-- Set exercise --
Duplicate the items line for line, starting at the first line and stopping after the line that contains "cell-schema-name: address1_city bbox=[171, 300, 379, 322]", with both ends included.

-- Data to process --
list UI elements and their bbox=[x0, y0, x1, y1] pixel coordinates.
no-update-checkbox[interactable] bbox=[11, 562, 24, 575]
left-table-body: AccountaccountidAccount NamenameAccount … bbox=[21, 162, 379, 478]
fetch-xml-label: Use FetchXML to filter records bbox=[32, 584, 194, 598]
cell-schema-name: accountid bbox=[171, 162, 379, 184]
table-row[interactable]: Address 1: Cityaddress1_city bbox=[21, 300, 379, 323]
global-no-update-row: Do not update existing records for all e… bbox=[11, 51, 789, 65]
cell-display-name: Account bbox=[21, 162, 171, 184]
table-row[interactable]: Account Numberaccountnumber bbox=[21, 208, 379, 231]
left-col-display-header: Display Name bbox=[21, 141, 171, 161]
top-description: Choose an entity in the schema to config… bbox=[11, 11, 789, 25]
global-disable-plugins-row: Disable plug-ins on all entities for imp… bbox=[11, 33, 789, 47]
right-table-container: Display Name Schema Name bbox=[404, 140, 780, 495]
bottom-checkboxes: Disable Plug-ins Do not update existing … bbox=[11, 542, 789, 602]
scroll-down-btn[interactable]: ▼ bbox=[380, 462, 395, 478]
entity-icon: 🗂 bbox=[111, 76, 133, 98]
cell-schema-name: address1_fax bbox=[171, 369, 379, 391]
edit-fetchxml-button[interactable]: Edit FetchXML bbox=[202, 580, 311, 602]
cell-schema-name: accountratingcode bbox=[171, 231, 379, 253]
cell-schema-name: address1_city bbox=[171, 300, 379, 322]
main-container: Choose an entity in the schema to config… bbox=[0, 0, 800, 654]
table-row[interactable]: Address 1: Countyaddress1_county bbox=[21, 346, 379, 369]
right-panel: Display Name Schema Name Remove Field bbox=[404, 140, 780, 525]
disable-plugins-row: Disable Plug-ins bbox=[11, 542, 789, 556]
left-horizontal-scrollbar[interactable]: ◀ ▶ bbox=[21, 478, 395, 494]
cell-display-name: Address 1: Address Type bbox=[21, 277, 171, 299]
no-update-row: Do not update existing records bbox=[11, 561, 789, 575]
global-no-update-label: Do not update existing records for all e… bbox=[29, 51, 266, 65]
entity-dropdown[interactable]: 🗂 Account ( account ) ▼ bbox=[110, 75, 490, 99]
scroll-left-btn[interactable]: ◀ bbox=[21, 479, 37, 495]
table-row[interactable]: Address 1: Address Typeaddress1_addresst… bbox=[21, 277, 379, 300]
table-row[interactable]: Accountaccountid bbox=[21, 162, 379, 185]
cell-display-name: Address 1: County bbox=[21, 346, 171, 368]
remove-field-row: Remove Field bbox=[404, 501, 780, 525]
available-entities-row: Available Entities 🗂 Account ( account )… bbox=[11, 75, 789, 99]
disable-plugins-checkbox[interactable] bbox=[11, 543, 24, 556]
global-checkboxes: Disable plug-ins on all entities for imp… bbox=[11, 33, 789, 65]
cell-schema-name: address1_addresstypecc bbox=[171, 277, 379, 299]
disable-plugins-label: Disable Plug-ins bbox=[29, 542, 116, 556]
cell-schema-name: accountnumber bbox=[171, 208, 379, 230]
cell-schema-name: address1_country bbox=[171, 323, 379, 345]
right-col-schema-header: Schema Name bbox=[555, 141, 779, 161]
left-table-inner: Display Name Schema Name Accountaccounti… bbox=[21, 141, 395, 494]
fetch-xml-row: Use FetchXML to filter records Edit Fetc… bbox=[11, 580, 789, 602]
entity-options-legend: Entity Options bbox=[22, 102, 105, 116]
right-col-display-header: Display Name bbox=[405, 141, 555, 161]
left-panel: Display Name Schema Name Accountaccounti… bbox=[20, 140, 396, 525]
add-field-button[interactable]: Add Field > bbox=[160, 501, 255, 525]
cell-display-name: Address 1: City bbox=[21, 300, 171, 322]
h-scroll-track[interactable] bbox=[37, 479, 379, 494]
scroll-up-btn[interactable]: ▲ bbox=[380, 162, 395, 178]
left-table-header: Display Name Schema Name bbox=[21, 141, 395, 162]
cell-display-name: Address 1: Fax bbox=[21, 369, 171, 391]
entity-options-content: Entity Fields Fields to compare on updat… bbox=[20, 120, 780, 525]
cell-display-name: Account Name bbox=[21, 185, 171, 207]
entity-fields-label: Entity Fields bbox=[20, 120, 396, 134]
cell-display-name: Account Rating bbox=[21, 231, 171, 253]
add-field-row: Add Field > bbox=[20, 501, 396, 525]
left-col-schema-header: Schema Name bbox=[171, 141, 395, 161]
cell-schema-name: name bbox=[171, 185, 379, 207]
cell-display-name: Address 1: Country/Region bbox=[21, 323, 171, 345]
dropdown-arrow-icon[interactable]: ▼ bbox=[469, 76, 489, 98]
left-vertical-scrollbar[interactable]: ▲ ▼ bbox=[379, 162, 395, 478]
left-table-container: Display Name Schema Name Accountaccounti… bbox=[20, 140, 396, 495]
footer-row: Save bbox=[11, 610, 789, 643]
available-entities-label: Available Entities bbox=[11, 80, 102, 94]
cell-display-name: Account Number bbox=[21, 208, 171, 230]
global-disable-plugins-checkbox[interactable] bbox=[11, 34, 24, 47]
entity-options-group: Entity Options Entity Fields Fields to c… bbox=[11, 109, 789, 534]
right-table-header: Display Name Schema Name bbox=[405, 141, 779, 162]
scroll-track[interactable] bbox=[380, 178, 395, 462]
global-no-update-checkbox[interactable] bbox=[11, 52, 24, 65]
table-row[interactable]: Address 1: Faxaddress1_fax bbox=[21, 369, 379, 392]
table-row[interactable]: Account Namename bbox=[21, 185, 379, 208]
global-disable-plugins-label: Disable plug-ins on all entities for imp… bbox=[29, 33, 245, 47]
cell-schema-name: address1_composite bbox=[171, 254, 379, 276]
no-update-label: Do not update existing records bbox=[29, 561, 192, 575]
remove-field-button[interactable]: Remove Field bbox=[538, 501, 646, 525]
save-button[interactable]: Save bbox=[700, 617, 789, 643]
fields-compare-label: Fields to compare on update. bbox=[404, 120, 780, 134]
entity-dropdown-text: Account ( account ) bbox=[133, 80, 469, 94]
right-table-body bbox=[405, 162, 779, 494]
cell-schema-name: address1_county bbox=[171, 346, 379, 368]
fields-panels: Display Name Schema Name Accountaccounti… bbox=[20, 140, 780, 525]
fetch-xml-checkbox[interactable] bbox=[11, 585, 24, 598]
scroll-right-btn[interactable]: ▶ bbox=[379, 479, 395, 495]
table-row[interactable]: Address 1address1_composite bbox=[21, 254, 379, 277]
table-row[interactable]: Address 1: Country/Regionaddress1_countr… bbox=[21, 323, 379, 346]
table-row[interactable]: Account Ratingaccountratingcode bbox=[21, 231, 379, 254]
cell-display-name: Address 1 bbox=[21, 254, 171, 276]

-- The response --
list UI elements and their bbox=[x0, y0, x1, y1] pixel coordinates.
no-update-checkbox[interactable] bbox=[11, 562, 24, 575]
left-table-body: AccountaccountidAccount NamenameAccount … bbox=[21, 162, 379, 478]
fetch-xml-label: Use FetchXML to filter records bbox=[32, 584, 194, 598]
cell-schema-name: accountid bbox=[171, 162, 379, 184]
table-row[interactable]: Address 1: Cityaddress1_city bbox=[21, 300, 379, 323]
global-no-update-row: Do not update existing records for all e… bbox=[11, 51, 789, 65]
cell-display-name: Account bbox=[21, 162, 171, 184]
table-row[interactable]: Account Numberaccountnumber bbox=[21, 208, 379, 231]
left-col-display-header: Display Name bbox=[21, 141, 171, 161]
top-description: Choose an entity in the schema to config… bbox=[11, 11, 789, 25]
global-disable-plugins-row: Disable plug-ins on all entities for imp… bbox=[11, 33, 789, 47]
right-table-container: Display Name Schema Name bbox=[404, 140, 780, 495]
bottom-checkboxes: Disable Plug-ins Do not update existing … bbox=[11, 542, 789, 602]
scroll-down-btn[interactable]: ▼ bbox=[380, 462, 395, 478]
entity-icon: 🗂 bbox=[111, 76, 133, 98]
cell-schema-name: address1_fax bbox=[171, 369, 379, 391]
edit-fetchxml-button[interactable]: Edit FetchXML bbox=[202, 580, 311, 602]
cell-schema-name: accountratingcode bbox=[171, 231, 379, 253]
cell-schema-name: address1_city bbox=[171, 300, 379, 322]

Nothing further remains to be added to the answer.